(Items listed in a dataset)
++++

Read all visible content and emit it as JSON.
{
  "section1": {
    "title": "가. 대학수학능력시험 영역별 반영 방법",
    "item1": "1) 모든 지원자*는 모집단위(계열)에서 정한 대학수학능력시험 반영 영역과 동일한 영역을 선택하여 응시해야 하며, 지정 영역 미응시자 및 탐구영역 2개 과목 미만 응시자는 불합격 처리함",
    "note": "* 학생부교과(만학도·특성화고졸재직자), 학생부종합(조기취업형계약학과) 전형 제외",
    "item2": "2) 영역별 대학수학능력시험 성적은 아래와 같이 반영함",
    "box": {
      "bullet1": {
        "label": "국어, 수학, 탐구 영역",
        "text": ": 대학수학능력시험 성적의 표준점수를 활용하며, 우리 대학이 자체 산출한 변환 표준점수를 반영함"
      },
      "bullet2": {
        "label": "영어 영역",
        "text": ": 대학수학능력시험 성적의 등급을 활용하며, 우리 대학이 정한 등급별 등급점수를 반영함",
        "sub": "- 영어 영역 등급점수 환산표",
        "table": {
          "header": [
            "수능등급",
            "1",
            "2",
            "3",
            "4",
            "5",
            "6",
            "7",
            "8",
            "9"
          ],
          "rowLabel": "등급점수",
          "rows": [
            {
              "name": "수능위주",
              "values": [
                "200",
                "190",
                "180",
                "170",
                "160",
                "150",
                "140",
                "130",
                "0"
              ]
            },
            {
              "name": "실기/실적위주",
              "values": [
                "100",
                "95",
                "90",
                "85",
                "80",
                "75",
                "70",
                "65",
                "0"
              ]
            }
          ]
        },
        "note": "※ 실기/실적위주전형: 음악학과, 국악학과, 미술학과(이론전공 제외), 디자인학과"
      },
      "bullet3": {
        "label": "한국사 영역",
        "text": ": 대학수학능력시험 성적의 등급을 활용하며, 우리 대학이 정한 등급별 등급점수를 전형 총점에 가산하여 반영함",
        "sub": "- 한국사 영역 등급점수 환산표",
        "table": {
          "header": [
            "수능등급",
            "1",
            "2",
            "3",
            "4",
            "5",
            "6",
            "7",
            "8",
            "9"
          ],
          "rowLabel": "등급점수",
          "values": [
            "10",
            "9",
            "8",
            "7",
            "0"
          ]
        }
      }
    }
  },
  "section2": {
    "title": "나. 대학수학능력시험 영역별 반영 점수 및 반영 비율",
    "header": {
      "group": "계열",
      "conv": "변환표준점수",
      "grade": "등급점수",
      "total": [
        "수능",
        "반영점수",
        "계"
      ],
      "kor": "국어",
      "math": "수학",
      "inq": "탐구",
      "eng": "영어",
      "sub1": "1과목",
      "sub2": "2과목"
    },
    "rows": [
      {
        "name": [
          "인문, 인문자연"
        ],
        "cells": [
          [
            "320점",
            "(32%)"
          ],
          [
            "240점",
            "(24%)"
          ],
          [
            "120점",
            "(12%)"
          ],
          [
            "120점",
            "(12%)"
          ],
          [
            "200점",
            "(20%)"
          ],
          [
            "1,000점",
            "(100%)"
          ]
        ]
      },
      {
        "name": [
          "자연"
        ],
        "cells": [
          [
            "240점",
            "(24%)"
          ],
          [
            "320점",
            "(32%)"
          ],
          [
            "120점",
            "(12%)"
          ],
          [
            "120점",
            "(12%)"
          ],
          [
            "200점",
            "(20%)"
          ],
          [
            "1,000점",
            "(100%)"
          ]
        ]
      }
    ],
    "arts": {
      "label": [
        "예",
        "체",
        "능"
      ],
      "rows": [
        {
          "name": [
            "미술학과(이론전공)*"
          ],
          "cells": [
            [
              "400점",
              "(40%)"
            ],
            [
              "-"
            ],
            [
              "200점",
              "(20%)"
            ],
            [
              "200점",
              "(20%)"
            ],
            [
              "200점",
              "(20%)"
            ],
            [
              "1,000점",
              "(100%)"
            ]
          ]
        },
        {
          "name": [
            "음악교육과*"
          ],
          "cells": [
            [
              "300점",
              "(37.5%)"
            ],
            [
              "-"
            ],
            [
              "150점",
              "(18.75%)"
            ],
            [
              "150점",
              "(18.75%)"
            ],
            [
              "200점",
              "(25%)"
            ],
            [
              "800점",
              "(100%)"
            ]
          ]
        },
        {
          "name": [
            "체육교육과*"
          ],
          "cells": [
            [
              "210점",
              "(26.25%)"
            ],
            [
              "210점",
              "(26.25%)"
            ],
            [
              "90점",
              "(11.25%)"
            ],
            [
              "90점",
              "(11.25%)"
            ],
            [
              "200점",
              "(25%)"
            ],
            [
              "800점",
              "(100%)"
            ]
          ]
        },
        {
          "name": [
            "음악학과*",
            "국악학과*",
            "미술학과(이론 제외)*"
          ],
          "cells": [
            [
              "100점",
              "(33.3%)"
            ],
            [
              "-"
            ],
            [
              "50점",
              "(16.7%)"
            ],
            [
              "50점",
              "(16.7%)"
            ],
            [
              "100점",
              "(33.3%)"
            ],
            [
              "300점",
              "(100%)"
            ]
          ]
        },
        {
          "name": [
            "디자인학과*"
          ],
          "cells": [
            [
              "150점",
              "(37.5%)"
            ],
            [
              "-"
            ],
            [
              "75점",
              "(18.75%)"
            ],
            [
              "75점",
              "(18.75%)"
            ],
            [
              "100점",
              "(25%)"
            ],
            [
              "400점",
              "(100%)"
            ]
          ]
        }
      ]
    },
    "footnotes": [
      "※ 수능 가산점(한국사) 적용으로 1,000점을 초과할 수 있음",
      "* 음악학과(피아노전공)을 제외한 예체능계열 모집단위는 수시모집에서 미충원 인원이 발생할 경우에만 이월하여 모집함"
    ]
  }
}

++++

:: DESCRIPTION OF THE TASK ::
Extract every line that has the string "이론전공" in it.

:: WRITTEN SOLUTION ::
        "note": "※ 실기/실적위주전형: 음악학과, 국악학과, 미술학과(이론전공 제외), 디자인학과"
            "미술학과(이론전공)*"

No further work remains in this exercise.